>> START

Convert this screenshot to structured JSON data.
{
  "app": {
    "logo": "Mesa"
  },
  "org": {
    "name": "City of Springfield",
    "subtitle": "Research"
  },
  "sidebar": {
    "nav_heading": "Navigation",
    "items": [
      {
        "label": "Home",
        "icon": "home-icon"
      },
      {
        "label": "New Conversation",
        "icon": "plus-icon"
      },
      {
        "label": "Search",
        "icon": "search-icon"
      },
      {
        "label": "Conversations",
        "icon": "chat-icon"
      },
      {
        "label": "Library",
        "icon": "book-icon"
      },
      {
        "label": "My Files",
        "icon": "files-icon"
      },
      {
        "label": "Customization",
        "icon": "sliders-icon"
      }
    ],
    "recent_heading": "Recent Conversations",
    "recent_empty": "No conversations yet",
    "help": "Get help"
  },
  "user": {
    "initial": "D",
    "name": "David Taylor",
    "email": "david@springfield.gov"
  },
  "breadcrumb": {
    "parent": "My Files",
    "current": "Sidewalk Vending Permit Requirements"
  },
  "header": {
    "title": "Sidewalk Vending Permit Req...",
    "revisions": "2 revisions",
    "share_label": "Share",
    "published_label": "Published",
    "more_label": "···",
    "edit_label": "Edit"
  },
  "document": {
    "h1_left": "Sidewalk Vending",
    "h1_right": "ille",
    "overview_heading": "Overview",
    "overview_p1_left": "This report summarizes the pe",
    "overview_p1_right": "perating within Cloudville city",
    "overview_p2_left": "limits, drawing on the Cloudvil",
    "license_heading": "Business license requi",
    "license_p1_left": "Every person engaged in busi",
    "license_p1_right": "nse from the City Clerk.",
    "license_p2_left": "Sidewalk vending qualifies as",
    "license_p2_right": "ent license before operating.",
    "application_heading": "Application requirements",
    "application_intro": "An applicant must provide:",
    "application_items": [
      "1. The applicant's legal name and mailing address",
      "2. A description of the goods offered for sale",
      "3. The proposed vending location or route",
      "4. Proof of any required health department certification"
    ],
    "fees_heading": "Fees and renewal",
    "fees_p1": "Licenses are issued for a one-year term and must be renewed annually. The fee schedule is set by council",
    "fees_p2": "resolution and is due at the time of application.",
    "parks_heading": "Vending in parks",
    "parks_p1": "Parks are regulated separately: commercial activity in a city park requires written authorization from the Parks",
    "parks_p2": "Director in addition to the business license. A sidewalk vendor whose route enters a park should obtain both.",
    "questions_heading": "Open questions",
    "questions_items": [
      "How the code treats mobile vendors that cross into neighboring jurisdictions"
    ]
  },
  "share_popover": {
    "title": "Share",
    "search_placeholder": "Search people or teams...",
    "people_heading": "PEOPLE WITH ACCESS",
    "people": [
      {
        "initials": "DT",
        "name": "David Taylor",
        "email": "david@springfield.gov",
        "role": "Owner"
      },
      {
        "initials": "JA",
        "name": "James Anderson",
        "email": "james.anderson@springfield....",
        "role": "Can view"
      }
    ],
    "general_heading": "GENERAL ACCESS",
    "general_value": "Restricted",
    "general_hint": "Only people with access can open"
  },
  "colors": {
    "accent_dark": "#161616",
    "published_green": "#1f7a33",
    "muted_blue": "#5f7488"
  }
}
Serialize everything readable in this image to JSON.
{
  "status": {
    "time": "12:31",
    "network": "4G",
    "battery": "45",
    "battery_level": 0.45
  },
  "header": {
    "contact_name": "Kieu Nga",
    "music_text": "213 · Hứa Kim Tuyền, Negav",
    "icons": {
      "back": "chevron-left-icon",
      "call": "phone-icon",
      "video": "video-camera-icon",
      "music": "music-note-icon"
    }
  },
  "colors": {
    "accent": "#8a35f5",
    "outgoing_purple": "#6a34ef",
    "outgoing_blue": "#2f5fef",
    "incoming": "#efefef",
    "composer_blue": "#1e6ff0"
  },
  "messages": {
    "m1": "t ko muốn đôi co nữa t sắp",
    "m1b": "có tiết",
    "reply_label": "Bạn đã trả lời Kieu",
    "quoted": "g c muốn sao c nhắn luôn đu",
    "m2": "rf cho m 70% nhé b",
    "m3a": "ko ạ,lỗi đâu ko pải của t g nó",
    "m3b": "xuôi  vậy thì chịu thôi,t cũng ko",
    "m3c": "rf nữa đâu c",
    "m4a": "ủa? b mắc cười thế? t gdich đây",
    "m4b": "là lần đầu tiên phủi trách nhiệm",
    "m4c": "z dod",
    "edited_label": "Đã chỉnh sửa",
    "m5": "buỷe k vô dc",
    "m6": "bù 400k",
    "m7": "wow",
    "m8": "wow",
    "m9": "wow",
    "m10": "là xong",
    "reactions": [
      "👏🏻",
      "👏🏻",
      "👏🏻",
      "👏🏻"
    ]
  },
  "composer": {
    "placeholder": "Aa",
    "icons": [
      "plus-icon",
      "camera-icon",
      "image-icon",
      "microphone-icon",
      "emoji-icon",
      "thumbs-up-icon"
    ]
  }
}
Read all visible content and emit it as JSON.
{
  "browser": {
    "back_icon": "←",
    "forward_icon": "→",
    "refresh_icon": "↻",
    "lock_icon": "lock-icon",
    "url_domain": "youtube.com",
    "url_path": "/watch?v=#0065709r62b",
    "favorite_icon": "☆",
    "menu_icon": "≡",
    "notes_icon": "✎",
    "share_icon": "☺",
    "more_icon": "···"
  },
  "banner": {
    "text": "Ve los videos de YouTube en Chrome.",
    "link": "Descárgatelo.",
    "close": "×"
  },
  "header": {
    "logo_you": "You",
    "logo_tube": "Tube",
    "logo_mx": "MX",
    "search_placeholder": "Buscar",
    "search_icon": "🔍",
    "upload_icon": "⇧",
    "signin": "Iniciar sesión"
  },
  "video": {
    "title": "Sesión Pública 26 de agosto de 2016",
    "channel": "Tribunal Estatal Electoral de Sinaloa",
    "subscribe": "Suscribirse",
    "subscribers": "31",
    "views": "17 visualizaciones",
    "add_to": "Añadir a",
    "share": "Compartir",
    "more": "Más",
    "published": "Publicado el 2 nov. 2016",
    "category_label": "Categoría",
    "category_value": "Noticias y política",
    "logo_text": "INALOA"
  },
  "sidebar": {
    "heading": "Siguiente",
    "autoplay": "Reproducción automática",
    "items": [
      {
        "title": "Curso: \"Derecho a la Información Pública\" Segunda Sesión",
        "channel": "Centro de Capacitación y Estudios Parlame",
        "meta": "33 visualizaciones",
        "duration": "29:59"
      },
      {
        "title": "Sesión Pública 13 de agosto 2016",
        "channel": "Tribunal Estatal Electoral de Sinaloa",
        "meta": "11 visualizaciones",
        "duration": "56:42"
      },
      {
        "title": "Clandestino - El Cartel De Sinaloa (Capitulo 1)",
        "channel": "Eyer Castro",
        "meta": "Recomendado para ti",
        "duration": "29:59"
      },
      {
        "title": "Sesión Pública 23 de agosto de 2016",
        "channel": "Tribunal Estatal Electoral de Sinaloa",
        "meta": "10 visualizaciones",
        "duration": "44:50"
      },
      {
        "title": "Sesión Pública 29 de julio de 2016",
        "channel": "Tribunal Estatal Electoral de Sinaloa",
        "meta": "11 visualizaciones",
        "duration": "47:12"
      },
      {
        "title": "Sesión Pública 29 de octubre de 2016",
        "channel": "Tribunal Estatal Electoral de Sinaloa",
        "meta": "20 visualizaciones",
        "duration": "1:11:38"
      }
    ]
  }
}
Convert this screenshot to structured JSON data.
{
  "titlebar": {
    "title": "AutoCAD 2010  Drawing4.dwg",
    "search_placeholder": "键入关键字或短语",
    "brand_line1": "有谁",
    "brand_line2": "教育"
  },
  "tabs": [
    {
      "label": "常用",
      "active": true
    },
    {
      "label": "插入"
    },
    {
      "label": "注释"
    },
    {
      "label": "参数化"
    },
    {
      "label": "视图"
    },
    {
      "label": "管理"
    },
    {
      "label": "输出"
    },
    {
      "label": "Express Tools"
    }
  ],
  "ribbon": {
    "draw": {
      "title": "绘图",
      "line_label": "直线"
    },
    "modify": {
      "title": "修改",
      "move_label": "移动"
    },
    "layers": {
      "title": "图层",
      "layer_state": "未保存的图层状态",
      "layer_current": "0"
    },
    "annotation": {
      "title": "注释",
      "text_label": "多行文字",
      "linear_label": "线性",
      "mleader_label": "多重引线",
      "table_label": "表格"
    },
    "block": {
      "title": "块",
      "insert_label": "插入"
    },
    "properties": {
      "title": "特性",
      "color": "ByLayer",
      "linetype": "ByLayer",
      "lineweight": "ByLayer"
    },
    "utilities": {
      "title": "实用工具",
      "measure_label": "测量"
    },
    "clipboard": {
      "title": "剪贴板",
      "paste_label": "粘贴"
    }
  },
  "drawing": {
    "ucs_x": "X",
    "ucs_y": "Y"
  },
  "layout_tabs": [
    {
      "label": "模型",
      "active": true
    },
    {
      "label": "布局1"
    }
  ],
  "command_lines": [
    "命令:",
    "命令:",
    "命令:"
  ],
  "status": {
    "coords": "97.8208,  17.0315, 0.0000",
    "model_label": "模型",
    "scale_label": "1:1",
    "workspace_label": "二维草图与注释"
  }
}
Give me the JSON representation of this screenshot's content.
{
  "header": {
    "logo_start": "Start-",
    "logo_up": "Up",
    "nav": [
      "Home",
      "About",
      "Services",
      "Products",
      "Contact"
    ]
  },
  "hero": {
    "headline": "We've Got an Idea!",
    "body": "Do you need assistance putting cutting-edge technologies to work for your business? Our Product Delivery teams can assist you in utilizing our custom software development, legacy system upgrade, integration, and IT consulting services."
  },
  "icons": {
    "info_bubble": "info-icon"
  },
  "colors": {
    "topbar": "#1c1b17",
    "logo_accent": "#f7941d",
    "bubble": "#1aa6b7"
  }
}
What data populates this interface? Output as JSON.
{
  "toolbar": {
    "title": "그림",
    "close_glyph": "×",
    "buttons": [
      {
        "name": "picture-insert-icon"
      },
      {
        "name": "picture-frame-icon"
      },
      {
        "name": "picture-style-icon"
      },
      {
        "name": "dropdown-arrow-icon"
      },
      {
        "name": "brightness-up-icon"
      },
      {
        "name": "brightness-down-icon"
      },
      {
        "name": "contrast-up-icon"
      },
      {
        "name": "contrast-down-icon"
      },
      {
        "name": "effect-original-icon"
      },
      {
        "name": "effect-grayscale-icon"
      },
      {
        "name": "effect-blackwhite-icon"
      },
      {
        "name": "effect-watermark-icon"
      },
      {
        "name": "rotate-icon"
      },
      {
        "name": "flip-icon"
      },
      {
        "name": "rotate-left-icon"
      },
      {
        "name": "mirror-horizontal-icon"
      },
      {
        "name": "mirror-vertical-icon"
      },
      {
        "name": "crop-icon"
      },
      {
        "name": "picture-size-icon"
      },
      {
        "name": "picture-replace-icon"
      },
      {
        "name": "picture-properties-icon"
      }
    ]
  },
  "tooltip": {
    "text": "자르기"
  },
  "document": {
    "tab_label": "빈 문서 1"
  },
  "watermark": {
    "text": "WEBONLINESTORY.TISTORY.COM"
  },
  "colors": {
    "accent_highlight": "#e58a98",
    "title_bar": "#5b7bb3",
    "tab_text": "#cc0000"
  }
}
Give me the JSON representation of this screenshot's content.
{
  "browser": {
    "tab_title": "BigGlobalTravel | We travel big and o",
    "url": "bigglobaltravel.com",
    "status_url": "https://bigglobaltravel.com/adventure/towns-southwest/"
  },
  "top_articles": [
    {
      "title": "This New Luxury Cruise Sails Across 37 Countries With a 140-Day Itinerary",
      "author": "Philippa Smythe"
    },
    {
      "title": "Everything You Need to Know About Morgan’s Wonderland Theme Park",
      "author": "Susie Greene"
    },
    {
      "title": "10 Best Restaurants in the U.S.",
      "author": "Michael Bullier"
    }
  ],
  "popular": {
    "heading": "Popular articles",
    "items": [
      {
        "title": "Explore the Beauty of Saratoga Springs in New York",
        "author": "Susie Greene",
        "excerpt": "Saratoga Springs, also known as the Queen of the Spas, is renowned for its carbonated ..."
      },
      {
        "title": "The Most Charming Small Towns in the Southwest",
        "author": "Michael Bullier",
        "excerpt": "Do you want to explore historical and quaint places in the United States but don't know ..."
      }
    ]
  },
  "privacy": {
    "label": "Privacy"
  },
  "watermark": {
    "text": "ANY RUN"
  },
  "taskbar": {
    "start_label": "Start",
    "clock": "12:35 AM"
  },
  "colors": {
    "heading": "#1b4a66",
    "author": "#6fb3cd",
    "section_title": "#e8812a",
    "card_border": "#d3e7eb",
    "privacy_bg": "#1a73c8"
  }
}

>> END

**Requirement**
Search the records for the string "ByLayer" and return every line in which it occurs.

**Written response**
      "color": "ByLayer",
      "linetype": "ByLayer",
      "lineweight": "ByLayer"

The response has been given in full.